▶ _ENTRIES SHOWN_
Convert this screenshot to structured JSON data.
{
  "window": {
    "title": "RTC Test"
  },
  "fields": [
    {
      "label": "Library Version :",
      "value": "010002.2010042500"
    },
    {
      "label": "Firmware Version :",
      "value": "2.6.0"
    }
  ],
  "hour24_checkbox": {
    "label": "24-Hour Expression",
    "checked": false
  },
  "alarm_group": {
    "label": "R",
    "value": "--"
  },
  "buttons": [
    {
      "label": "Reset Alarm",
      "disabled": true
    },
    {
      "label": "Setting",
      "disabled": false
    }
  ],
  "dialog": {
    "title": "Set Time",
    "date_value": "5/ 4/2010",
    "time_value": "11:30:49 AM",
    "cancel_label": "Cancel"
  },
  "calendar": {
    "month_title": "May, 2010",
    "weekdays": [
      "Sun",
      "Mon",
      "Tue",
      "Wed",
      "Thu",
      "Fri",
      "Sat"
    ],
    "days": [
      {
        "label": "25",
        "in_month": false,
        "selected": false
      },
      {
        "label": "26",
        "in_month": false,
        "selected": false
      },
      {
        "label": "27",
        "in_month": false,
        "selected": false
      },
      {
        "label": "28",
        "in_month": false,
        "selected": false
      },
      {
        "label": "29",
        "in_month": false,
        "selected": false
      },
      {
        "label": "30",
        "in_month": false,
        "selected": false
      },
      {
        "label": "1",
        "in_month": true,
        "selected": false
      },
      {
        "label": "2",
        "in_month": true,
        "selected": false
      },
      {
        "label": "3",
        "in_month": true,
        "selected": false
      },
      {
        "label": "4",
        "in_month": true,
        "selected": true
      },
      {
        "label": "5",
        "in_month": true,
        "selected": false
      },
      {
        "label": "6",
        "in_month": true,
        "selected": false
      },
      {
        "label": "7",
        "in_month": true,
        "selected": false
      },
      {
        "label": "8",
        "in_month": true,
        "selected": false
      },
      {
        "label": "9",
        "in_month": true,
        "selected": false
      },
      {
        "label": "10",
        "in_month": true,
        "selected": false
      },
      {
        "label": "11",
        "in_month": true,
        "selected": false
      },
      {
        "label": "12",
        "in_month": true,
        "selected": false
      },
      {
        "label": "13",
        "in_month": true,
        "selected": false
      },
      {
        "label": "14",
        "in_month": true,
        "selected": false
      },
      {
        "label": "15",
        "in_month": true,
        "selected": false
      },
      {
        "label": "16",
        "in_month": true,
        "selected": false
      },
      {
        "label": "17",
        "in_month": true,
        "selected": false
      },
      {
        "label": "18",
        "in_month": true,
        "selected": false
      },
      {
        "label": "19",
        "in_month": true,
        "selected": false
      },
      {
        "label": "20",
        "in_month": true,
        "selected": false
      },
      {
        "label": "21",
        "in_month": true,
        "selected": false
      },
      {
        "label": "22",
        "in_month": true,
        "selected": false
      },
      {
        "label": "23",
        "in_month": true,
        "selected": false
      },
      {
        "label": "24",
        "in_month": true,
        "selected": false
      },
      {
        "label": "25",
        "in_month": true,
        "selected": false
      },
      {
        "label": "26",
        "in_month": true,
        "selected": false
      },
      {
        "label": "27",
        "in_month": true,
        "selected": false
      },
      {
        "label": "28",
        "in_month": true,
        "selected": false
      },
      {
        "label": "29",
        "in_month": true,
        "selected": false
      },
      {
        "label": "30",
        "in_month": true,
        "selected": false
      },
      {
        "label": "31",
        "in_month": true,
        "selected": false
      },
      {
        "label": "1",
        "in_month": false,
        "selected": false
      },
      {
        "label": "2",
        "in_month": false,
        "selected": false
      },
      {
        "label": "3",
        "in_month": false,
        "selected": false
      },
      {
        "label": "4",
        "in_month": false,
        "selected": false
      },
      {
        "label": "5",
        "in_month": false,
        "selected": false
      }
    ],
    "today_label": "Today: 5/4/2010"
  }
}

* * *

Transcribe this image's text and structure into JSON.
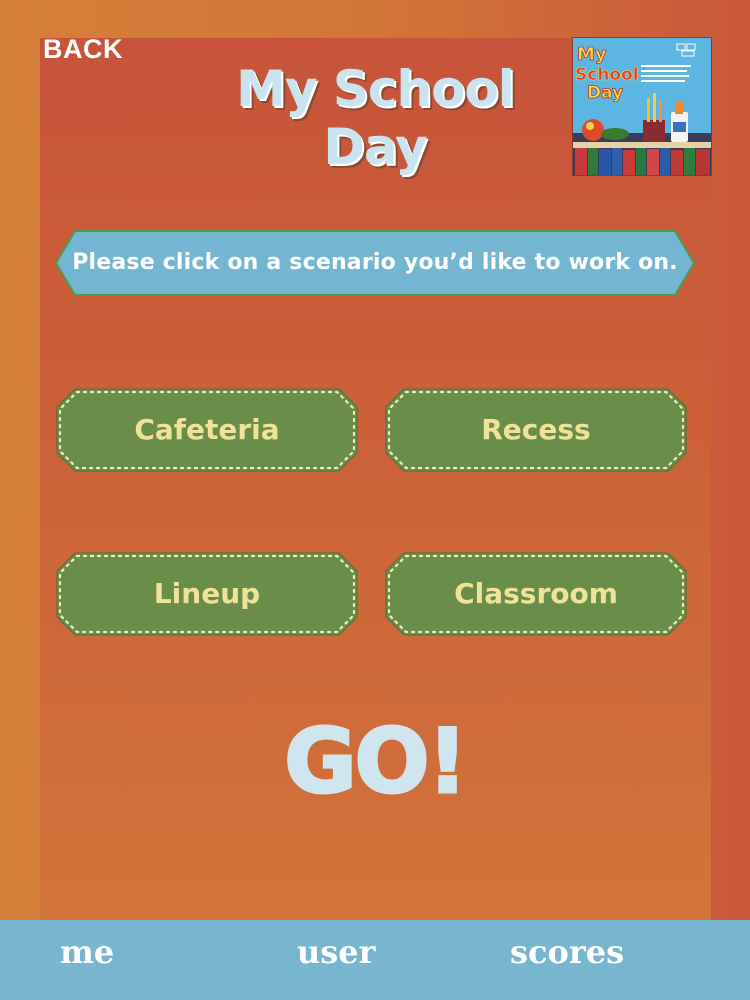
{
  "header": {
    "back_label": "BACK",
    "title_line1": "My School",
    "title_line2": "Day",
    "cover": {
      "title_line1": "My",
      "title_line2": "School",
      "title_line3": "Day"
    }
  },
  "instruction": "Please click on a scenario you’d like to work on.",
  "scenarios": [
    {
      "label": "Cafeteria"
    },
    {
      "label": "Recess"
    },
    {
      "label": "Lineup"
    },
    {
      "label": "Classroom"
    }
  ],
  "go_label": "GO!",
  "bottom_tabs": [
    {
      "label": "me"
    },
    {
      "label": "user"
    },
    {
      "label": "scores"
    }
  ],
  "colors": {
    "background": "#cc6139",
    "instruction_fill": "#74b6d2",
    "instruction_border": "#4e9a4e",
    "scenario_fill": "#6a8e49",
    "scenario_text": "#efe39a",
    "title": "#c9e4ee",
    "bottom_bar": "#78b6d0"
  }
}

==

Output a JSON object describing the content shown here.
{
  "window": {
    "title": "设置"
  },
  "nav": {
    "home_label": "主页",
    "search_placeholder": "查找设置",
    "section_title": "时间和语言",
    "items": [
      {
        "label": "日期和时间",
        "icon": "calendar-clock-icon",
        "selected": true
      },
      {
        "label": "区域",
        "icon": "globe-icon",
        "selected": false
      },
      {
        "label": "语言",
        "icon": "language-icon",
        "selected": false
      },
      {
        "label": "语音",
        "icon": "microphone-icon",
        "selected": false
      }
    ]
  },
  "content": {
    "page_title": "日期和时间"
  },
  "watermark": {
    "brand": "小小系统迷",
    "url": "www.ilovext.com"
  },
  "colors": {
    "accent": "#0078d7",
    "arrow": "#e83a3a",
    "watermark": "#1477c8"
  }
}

▶ _DIRECTION_
Select the lines that carry the string "icon" and copy them.

▶ _EXERCISE RESPONSE_
        "icon": "calendar-clock-icon",
        "icon": "globe-icon",
        "icon": "language-icon",
        "icon": "microphone-icon",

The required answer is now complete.